--- Listed records ---

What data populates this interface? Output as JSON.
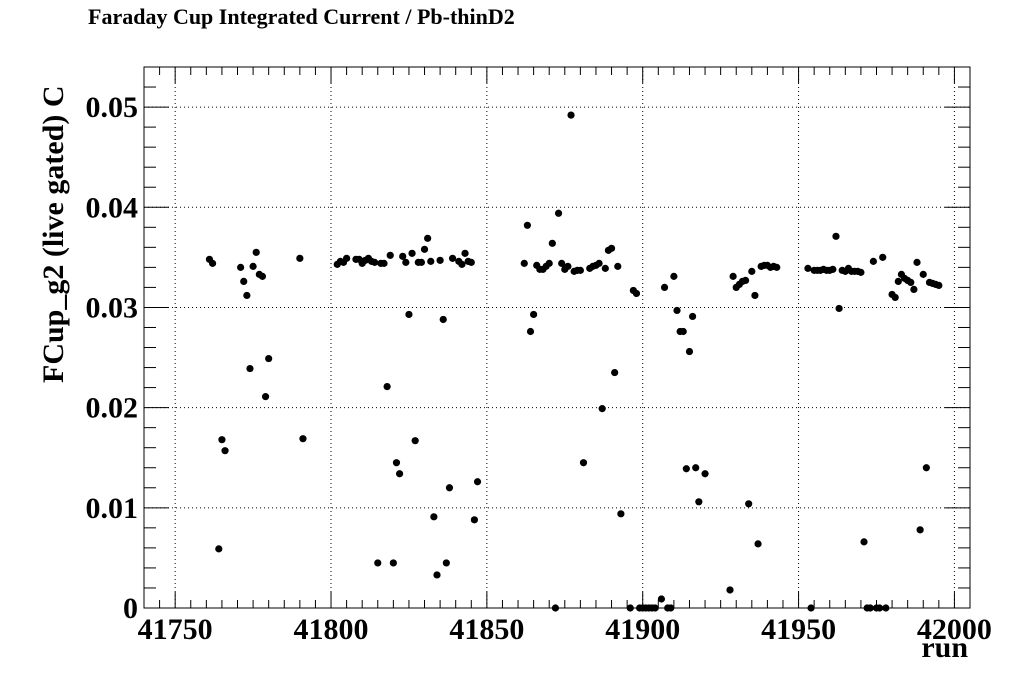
{
  "chart_data": {
    "type": "scatter",
    "title": "Faraday Cup Integrated Current / Pb-thinD2",
    "xlabel": "run",
    "ylabel": "FCup_g2 (live gated) C",
    "xlim": [
      41740,
      42005
    ],
    "ylim": [
      0,
      0.054
    ],
    "xticks": [
      41750,
      41800,
      41850,
      41900,
      41950,
      42000
    ],
    "yticks": [
      0,
      0.01,
      0.02,
      0.03,
      0.04,
      0.05
    ],
    "ytick_labels": [
      "0",
      "0.01",
      "0.02",
      "0.03",
      "0.04",
      "0.05"
    ],
    "grid": true,
    "marker_color": "#000000",
    "points": [
      [
        41761,
        0.0348
      ],
      [
        41762,
        0.0344
      ],
      [
        41764,
        0.0059
      ],
      [
        41765,
        0.0168
      ],
      [
        41766,
        0.0157
      ],
      [
        41771,
        0.034
      ],
      [
        41772,
        0.0326
      ],
      [
        41773,
        0.0312
      ],
      [
        41774,
        0.0239
      ],
      [
        41775,
        0.0341
      ],
      [
        41776,
        0.0355
      ],
      [
        41777,
        0.0333
      ],
      [
        41778,
        0.0331
      ],
      [
        41779,
        0.0211
      ],
      [
        41780,
        0.0249
      ],
      [
        41790,
        0.0349
      ],
      [
        41791,
        0.0169
      ],
      [
        41802,
        0.0343
      ],
      [
        41803,
        0.0346
      ],
      [
        41804,
        0.0345
      ],
      [
        41805,
        0.0349
      ],
      [
        41808,
        0.0348
      ],
      [
        41809,
        0.0348
      ],
      [
        41810,
        0.0344
      ],
      [
        41811,
        0.0347
      ],
      [
        41812,
        0.0349
      ],
      [
        41813,
        0.0346
      ],
      [
        41814,
        0.0345
      ],
      [
        41815,
        0.0045
      ],
      [
        41816,
        0.0344
      ],
      [
        41817,
        0.0344
      ],
      [
        41818,
        0.0221
      ],
      [
        41819,
        0.0352
      ],
      [
        41820,
        0.0045
      ],
      [
        41821,
        0.0145
      ],
      [
        41822,
        0.0134
      ],
      [
        41823,
        0.0351
      ],
      [
        41824,
        0.0345
      ],
      [
        41825,
        0.0293
      ],
      [
        41826,
        0.0354
      ],
      [
        41827,
        0.0167
      ],
      [
        41828,
        0.0345
      ],
      [
        41829,
        0.0345
      ],
      [
        41830,
        0.0358
      ],
      [
        41831,
        0.0369
      ],
      [
        41832,
        0.0346
      ],
      [
        41833,
        0.0091
      ],
      [
        41834,
        0.0033
      ],
      [
        41835,
        0.0347
      ],
      [
        41836,
        0.0288
      ],
      [
        41837,
        0.0045
      ],
      [
        41838,
        0.012
      ],
      [
        41839,
        0.0349
      ],
      [
        41841,
        0.0346
      ],
      [
        41842,
        0.0343
      ],
      [
        41843,
        0.0354
      ],
      [
        41844,
        0.0346
      ],
      [
        41845,
        0.0345
      ],
      [
        41846,
        0.0088
      ],
      [
        41847,
        0.0126
      ],
      [
        41862,
        0.0344
      ],
      [
        41863,
        0.0382
      ],
      [
        41864,
        0.0276
      ],
      [
        41865,
        0.0293
      ],
      [
        41866,
        0.0342
      ],
      [
        41867,
        0.0338
      ],
      [
        41868,
        0.0338
      ],
      [
        41869,
        0.0341
      ],
      [
        41870,
        0.0344
      ],
      [
        41871,
        0.0364
      ],
      [
        41872,
        0.0
      ],
      [
        41873,
        0.0394
      ],
      [
        41874,
        0.0344
      ],
      [
        41875,
        0.0338
      ],
      [
        41876,
        0.0341
      ],
      [
        41877,
        0.0492
      ],
      [
        41878,
        0.0336
      ],
      [
        41879,
        0.0337
      ],
      [
        41880,
        0.0337
      ],
      [
        41881,
        0.0145
      ],
      [
        41883,
        0.0339
      ],
      [
        41884,
        0.0341
      ],
      [
        41885,
        0.0342
      ],
      [
        41886,
        0.0344
      ],
      [
        41887,
        0.0199
      ],
      [
        41888,
        0.0339
      ],
      [
        41889,
        0.0357
      ],
      [
        41890,
        0.0359
      ],
      [
        41891,
        0.0235
      ],
      [
        41892,
        0.0341
      ],
      [
        41893,
        0.0094
      ],
      [
        41896,
        0.0
      ],
      [
        41897,
        0.0317
      ],
      [
        41898,
        0.0314
      ],
      [
        41899,
        0.0
      ],
      [
        41900,
        0.0
      ],
      [
        41901,
        0.0
      ],
      [
        41902,
        0.0
      ],
      [
        41903,
        0.0
      ],
      [
        41904,
        0.0
      ],
      [
        41906,
        0.0009
      ],
      [
        41907,
        0.032
      ],
      [
        41908,
        0.0
      ],
      [
        41909,
        0.0
      ],
      [
        41910,
        0.0331
      ],
      [
        41911,
        0.0297
      ],
      [
        41912,
        0.0276
      ],
      [
        41913,
        0.0276
      ],
      [
        41914,
        0.0139
      ],
      [
        41915,
        0.0256
      ],
      [
        41916,
        0.0291
      ],
      [
        41917,
        0.014
      ],
      [
        41918,
        0.0106
      ],
      [
        41920,
        0.0134
      ],
      [
        41928,
        0.0018
      ],
      [
        41929,
        0.0331
      ],
      [
        41930,
        0.032
      ],
      [
        41931,
        0.0323
      ],
      [
        41932,
        0.0326
      ],
      [
        41933,
        0.0327
      ],
      [
        41934,
        0.0104
      ],
      [
        41935,
        0.0336
      ],
      [
        41936,
        0.0312
      ],
      [
        41937,
        0.0064
      ],
      [
        41938,
        0.0341
      ],
      [
        41939,
        0.0342
      ],
      [
        41940,
        0.0342
      ],
      [
        41941,
        0.034
      ],
      [
        41942,
        0.0341
      ],
      [
        41943,
        0.034
      ],
      [
        41953,
        0.0339
      ],
      [
        41954,
        0.0
      ],
      [
        41955,
        0.0337
      ],
      [
        41956,
        0.0337
      ],
      [
        41957,
        0.0337
      ],
      [
        41958,
        0.0338
      ],
      [
        41959,
        0.0337
      ],
      [
        41960,
        0.0337
      ],
      [
        41961,
        0.0338
      ],
      [
        41962,
        0.0371
      ],
      [
        41963,
        0.0299
      ],
      [
        41964,
        0.0337
      ],
      [
        41965,
        0.0336
      ],
      [
        41966,
        0.0339
      ],
      [
        41967,
        0.0336
      ],
      [
        41968,
        0.0336
      ],
      [
        41969,
        0.0336
      ],
      [
        41970,
        0.0335
      ],
      [
        41971,
        0.0066
      ],
      [
        41972,
        0.0
      ],
      [
        41973,
        0.0
      ],
      [
        41974,
        0.0346
      ],
      [
        41975,
        0.0
      ],
      [
        41976,
        0.0
      ],
      [
        41977,
        0.035
      ],
      [
        41978,
        0.0
      ],
      [
        41980,
        0.0313
      ],
      [
        41981,
        0.031
      ],
      [
        41982,
        0.0326
      ],
      [
        41983,
        0.0333
      ],
      [
        41984,
        0.0329
      ],
      [
        41985,
        0.0327
      ],
      [
        41986,
        0.0325
      ],
      [
        41987,
        0.0318
      ],
      [
        41988,
        0.0345
      ],
      [
        41989,
        0.0078
      ],
      [
        41990,
        0.0333
      ],
      [
        41991,
        0.014
      ],
      [
        41992,
        0.0325
      ],
      [
        41993,
        0.0324
      ],
      [
        41994,
        0.0323
      ],
      [
        41995,
        0.0322
      ]
    ]
  }
}
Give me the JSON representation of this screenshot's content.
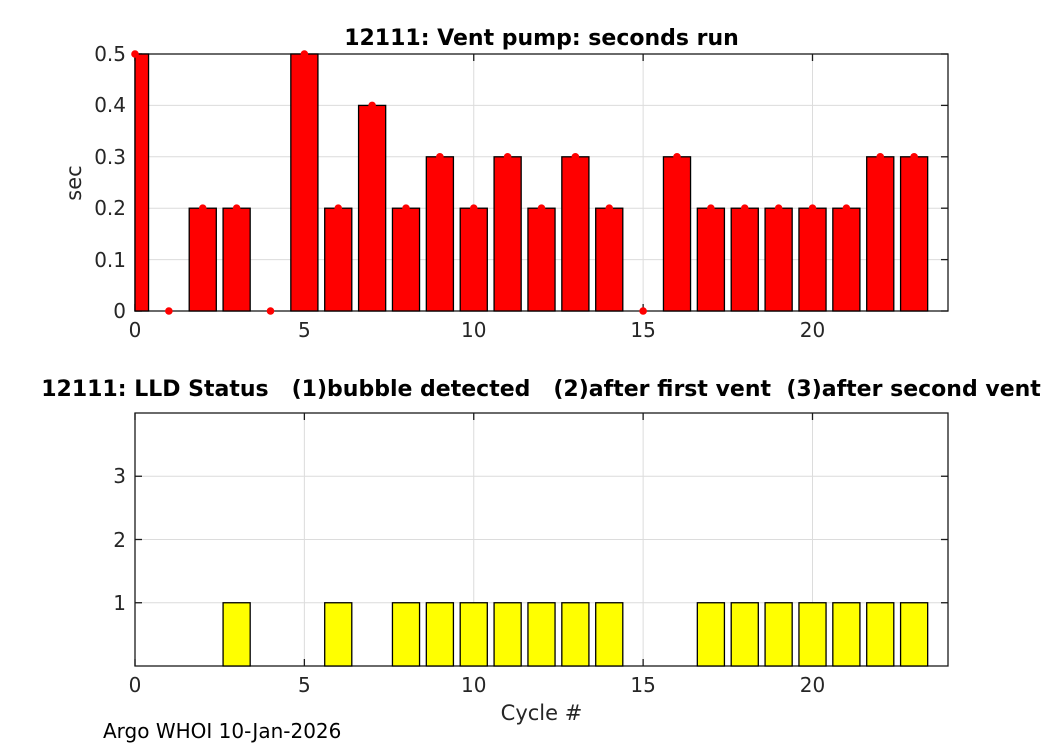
{
  "figure": {
    "background": "#ffffff"
  },
  "colors": {
    "axis_box": "#1a1a1a",
    "grid": "#dcdcdc",
    "tick_label": "#262626",
    "title": "#000000",
    "vent_bar": "#ff0000",
    "status_bar": "#ffff00",
    "bar_edge": "#000000",
    "marker": "#ff0000"
  },
  "footer": {
    "text": "Argo WHOI 10-Jan-2026"
  },
  "chart_data": [
    {
      "id": "vent_pump",
      "type": "bar",
      "title": "12111: Vent pump: seconds run",
      "ylabel": "sec",
      "xlabel": "",
      "x": [
        0,
        1,
        2,
        3,
        4,
        5,
        6,
        7,
        8,
        9,
        10,
        11,
        12,
        13,
        14,
        15,
        16,
        17,
        18,
        19,
        20,
        21,
        22,
        23
      ],
      "values": [
        0.5,
        0,
        0.2,
        0.2,
        0,
        0.5,
        0.2,
        0.4,
        0.2,
        0.3,
        0.2,
        0.3,
        0.2,
        0.3,
        0.2,
        0,
        0.3,
        0.2,
        0.2,
        0.2,
        0.2,
        0.2,
        0.3,
        0.3
      ],
      "bar_color": "#ff0000",
      "bar_edge_color": "#000000",
      "marker": {
        "style": "dot",
        "color": "#ff0000"
      },
      "xlim": [
        0,
        24
      ],
      "ylim": [
        0,
        0.5
      ],
      "xticks": [
        0,
        5,
        10,
        15,
        20
      ],
      "xtick_labels": [
        "0",
        "5",
        "10",
        "15",
        "20"
      ],
      "yticks": [
        0,
        0.1,
        0.2,
        0.3,
        0.4,
        0.5
      ],
      "ytick_labels": [
        "0",
        "0.1",
        "0.2",
        "0.3",
        "0.4",
        "0.5"
      ],
      "grid": true,
      "legend": null
    },
    {
      "id": "lld_status",
      "type": "bar",
      "title": "12111: LLD Status   (1)bubble detected   (2)after first vent  (3)after second vent",
      "ylabel": "",
      "xlabel": "Cycle #",
      "x": [
        0,
        1,
        2,
        3,
        4,
        5,
        6,
        7,
        8,
        9,
        10,
        11,
        12,
        13,
        14,
        15,
        16,
        17,
        18,
        19,
        20,
        21,
        22,
        23
      ],
      "values": [
        0,
        0,
        0,
        1,
        0,
        0,
        1,
        0,
        1,
        1,
        1,
        1,
        1,
        1,
        1,
        0,
        0,
        1,
        1,
        1,
        1,
        1,
        1,
        1
      ],
      "bar_color": "#ffff00",
      "bar_edge_color": "#000000",
      "marker": null,
      "xlim": [
        0,
        24
      ],
      "ylim": [
        0,
        4
      ],
      "xticks": [
        0,
        5,
        10,
        15,
        20
      ],
      "xtick_labels": [
        "0",
        "5",
        "10",
        "15",
        "20"
      ],
      "yticks": [
        1,
        2,
        3
      ],
      "ytick_labels": [
        "1",
        "2",
        "3"
      ],
      "grid": true,
      "legend": null
    }
  ]
}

---

Short task -
Within the entries above, how many lines contain "this"? Respond with the number only.

Problem solution -
2